**What this task involves:**
Look for the string "Prof" in every line, and copy each line that has it.
──────
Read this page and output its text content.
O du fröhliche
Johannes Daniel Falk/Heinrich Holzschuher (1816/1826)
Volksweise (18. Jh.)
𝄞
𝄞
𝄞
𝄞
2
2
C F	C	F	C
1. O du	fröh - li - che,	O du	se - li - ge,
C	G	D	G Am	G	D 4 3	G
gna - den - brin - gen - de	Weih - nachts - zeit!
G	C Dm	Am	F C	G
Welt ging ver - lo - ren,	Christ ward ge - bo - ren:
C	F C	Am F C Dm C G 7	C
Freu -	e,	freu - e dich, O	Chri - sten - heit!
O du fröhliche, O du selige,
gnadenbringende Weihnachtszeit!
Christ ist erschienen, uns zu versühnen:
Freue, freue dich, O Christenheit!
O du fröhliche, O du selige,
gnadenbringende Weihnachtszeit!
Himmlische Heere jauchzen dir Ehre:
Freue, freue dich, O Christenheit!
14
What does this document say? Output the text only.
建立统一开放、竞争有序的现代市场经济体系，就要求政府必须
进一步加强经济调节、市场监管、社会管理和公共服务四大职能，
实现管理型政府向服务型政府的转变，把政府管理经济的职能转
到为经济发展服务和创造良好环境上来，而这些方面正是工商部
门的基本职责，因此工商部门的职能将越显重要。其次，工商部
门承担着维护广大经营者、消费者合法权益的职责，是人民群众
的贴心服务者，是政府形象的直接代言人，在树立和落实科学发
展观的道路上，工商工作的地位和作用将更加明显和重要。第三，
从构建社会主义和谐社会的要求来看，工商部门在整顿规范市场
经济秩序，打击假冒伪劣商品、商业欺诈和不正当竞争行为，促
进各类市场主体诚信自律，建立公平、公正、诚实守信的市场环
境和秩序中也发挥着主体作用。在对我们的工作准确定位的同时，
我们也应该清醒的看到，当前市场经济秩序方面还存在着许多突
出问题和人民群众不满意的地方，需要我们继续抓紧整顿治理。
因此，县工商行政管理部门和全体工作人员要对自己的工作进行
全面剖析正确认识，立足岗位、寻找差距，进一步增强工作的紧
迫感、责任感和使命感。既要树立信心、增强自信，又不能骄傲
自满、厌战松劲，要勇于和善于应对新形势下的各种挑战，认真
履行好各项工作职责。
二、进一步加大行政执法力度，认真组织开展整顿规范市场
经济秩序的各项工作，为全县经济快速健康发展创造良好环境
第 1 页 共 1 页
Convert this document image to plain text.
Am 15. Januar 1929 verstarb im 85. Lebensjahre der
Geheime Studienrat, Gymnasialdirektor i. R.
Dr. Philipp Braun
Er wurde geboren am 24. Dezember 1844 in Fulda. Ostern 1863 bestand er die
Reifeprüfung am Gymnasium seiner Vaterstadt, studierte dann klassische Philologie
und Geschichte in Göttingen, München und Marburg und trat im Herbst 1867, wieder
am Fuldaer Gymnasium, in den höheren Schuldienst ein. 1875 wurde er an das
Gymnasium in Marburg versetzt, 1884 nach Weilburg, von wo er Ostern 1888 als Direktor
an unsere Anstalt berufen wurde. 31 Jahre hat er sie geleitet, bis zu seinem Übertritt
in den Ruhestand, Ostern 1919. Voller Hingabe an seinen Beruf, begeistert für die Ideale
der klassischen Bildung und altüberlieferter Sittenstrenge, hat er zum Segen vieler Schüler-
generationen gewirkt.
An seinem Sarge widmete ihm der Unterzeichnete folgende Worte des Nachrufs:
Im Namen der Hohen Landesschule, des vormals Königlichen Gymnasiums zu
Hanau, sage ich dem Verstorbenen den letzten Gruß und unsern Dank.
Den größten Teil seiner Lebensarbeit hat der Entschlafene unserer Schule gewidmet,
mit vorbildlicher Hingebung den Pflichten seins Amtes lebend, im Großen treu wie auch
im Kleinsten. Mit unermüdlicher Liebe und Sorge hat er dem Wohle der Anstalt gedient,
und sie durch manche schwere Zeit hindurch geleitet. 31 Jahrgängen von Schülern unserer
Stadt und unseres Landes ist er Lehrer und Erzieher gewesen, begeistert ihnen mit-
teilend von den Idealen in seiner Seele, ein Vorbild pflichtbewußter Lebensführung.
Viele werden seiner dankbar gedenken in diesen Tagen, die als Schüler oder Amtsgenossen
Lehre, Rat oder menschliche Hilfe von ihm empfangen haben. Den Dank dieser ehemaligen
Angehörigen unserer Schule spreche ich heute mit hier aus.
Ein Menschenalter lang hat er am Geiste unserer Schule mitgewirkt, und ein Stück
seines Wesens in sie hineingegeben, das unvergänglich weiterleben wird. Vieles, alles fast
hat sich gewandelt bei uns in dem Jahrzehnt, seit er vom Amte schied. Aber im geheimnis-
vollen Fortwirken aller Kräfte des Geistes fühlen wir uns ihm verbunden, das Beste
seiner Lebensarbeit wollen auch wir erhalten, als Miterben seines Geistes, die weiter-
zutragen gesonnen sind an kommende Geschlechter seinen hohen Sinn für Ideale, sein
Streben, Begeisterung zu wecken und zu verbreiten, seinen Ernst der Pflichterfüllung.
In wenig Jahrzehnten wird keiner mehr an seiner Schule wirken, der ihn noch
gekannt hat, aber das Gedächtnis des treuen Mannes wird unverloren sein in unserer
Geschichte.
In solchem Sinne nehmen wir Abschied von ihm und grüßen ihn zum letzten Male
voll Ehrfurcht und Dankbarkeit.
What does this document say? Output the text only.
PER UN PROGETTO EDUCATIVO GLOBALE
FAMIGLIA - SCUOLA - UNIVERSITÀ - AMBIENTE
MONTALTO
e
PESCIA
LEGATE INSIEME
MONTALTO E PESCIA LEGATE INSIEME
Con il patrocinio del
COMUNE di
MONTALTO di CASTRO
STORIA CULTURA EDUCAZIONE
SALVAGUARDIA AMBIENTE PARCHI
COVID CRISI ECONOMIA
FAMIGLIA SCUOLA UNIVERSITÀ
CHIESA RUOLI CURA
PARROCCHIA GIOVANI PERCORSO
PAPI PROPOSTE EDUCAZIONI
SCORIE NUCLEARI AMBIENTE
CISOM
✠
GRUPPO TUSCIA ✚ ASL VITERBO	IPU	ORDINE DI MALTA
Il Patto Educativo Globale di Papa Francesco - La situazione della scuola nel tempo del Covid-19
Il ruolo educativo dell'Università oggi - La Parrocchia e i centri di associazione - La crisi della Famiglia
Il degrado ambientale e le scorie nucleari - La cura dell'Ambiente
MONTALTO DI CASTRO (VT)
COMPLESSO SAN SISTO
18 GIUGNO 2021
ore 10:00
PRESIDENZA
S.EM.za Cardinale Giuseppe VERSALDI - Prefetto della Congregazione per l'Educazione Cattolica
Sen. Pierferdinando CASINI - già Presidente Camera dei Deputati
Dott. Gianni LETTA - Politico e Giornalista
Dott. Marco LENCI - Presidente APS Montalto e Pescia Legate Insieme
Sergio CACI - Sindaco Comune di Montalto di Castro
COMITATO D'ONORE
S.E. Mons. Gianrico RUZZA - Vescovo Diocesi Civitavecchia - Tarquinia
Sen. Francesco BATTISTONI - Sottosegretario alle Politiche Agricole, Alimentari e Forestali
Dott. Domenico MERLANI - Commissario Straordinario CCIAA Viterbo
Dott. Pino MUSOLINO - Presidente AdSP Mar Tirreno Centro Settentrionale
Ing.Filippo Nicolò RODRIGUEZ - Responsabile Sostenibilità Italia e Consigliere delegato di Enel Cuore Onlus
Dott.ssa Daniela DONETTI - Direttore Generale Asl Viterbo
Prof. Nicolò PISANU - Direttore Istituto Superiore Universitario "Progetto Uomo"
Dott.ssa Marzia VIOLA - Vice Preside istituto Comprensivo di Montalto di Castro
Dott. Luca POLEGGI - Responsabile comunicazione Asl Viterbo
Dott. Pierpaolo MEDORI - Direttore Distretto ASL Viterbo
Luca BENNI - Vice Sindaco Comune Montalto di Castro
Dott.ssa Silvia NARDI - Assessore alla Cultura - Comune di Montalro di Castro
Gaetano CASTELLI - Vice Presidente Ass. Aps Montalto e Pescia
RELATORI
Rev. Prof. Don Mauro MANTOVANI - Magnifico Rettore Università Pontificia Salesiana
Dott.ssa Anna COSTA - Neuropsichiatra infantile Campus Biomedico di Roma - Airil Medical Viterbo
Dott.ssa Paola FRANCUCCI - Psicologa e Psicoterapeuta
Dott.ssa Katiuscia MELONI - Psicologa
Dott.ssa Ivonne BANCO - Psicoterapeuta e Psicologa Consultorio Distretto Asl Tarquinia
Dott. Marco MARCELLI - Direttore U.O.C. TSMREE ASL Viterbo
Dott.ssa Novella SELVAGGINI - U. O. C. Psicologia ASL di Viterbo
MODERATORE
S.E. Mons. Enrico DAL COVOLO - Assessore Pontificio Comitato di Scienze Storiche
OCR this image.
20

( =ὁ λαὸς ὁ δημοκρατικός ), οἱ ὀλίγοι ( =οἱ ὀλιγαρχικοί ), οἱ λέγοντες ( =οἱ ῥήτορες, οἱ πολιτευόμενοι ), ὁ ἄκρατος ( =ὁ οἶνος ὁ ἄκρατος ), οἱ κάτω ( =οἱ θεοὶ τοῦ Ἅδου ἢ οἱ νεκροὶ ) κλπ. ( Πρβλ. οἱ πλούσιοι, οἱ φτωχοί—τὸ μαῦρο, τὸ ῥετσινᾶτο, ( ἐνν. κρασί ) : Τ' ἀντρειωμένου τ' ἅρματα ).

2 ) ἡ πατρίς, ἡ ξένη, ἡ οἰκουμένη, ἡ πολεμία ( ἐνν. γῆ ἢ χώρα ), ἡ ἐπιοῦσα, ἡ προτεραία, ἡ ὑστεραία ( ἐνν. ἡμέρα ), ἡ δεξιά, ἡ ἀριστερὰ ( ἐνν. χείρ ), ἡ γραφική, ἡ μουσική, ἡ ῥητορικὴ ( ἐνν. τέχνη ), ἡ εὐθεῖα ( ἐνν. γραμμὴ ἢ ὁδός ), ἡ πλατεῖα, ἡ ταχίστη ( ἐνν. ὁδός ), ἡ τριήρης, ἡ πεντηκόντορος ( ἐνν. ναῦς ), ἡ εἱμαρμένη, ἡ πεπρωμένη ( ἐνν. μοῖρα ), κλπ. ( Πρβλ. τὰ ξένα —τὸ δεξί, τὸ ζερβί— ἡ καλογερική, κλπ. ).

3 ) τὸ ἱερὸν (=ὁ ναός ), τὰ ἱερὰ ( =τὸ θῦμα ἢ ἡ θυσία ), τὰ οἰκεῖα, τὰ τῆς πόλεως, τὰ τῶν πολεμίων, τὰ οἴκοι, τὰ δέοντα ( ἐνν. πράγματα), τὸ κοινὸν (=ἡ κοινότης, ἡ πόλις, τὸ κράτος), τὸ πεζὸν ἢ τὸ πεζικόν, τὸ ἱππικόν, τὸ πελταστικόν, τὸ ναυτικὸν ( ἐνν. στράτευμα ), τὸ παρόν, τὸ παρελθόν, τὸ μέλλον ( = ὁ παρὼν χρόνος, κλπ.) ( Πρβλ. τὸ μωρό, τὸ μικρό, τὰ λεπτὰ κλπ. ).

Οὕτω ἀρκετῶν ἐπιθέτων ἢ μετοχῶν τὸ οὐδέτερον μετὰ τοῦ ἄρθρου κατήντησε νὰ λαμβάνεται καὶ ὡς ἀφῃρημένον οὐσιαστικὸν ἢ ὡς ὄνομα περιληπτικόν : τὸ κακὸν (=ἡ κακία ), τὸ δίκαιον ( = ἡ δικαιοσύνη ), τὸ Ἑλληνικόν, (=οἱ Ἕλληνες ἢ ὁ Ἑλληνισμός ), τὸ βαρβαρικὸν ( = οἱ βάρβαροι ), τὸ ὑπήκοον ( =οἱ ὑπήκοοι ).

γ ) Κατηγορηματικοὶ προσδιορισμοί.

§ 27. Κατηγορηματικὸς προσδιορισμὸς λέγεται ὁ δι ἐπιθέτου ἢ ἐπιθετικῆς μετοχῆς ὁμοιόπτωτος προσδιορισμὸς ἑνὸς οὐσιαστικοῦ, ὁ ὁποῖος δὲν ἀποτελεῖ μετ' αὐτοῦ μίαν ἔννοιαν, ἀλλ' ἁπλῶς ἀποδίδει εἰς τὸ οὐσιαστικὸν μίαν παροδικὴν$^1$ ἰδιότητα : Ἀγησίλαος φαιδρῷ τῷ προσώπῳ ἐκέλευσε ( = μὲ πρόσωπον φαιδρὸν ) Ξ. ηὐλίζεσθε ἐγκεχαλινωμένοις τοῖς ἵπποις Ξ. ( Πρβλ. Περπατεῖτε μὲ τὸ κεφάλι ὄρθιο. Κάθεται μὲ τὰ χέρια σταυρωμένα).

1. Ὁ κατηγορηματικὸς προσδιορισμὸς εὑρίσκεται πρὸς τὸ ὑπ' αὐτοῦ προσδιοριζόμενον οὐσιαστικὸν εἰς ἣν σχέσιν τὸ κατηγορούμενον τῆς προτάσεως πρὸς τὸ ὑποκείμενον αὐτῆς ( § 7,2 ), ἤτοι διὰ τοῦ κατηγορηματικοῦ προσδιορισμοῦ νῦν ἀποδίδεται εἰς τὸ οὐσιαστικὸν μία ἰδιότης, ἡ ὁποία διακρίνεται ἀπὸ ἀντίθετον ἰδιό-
──────
**Solution:**
Prof. Nicolò PISANU - Direttore Istituto Superiore Universitario "Progetto Uomo"
Rev. Prof. Don Mauro MANTOVANI - Magnifico Rettore Università Pontificia Salesiana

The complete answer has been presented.